Your goal: Copy out every record precisely.

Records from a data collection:
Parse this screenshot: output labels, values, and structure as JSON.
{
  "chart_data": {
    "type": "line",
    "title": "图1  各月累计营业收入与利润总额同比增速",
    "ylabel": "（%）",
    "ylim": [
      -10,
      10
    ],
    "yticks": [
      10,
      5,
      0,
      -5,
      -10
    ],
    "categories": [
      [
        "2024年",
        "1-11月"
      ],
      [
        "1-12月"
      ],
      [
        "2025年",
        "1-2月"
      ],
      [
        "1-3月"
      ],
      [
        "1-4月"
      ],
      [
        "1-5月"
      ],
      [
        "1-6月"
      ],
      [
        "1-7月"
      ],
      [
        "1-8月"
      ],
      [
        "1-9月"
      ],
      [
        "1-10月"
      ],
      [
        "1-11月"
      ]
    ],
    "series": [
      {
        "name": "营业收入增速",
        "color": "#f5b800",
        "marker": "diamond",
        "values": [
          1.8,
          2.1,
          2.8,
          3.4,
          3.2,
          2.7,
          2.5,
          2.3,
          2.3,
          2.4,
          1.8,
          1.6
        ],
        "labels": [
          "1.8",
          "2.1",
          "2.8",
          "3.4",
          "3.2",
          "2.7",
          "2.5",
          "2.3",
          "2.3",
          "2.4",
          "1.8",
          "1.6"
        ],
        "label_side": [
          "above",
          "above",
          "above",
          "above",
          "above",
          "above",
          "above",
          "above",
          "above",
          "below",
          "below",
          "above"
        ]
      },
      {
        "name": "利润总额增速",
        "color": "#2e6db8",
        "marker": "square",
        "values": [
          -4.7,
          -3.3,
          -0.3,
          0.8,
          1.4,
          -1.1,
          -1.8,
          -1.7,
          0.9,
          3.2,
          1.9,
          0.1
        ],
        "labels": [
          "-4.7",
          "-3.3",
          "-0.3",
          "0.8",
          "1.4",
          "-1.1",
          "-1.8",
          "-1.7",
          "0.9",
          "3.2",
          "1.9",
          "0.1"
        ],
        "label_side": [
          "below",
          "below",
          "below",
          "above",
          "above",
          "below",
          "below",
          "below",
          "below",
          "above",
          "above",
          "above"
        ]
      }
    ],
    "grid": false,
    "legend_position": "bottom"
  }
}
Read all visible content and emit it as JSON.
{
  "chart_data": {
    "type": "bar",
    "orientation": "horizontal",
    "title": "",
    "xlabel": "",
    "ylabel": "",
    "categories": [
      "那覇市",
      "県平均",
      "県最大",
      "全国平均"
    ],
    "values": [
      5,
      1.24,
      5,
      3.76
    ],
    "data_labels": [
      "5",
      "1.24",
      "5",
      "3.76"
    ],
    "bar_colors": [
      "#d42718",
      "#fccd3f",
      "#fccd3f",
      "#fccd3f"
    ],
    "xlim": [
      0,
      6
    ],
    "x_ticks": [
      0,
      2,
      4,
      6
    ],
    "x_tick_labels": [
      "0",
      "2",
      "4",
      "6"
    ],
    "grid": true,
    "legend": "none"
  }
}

Task answer:
Parse this screenshot: output labels, values, and structure as JSON.
{
  "chart_data": {
    "type": "line",
    "title": "图1  各月累计营业收入与利润总额同比增速",
    "ylabel": "（%）",
    "ylim": [
      -10,
      10
    ],
    "yticks": [
      10,
      5,
      0,
      -5,
      -10
    ],
    "categories": [
      [
        "2024年",
        "1-11月"
      ],
      [
        "1-12月"
      ],
      [
        "2025年",
        "1-2月"
      ],
      [
        "1-3月"
      ],
      [
        "1-4月"
      ],
      [
        "1-5月"
      ],
      [
        "1-6月"
      ],
      [
        "1-7月"
      ],
      [
        "1-8月"
      ],
      [
        "1-9月"
      ],
      [
        "1-10月"
      ],
      [
        "1-11月"
      ]
    ],
    "series": [
      {
        "name": "营业收入增速",
        "color": "#f5b800",
        "marker": "diamond",
        "values": [
          1.8,
          2.1,
          2.8,
          3.4,
          3.2,
          2.7,
          2.5,
          2.3,
          2.3,
          2.4,
          1.8,
          1.6
        ],
        "labels": [
          "1.8",
          "2.1",
          "2.8",
          "3.4",
          "3.2",
          "2.7",
          "2.5",
          "2.3",
          "2.3",
          "2.4",
          "1.8",
          "1.6"
        ],
        "label_side": [
          "above",
          "above",
          "above",
          "above",
          "above",
          "above",
          "above",
          "above",
          "above",
          "below",
          "below",
          "above"
        ]
      },
      {
        "name": "利润总额增速",
        "color": "#2e6db8",
        "marker": "square",
        "values": [
          -4.7,
          -3.3,
          -0.3,
          0.8,
          1.4,
          -1.1,
          -1.8,
          -1.7,
          0.9,
          3.2,
          1.9,
          0.1
        ],
        "labels": [
          "-4.7",
          "-3.3",
          "-0.3",
          "0.8",
          "1.4",
          "-1.1",
          "-1.8",
          "-1.7",
          "0.9",
          "3.2",
          "1.9",
          "0.1"
        ],
        "label_side": [
          "below",
          "below",
          "below",
          "above",
          "above",
          "below",
          "below",
          "below",
          "below",
          "above",
          "above",
          "above"
        ]
      }
    ],
    "grid": false,
    "legend_position": "bottom"
  }
}
Read all visible content and emit it as JSON.
{
  "chart_data": {
    "type": "bar",
    "orientation": "horizontal",
    "title": "",
    "xlabel": "",
    "ylabel": "",
    "categories": [
      "那覇市",
      "県平均",
      "県最大",
      "全国平均"
    ],
    "values": [
      5,
      1.24,
      5,
      3.76
    ],
    "data_labels": [
      "5",
      "1.24",
      "5",
      "3.76"
    ],
    "bar_colors": [
      "#d42718",
      "#fccd3f",
      "#fccd3f",
      "#fccd3f"
    ],
    "xlim": [
      0,
      6
    ],
    "x_ticks": [
      0,
      2,
      4,
      6
    ],
    "x_tick_labels": [
      "0",
      "2",
      "4",
      "6"
    ],
    "grid": true,
    "legend": "none"
  }
}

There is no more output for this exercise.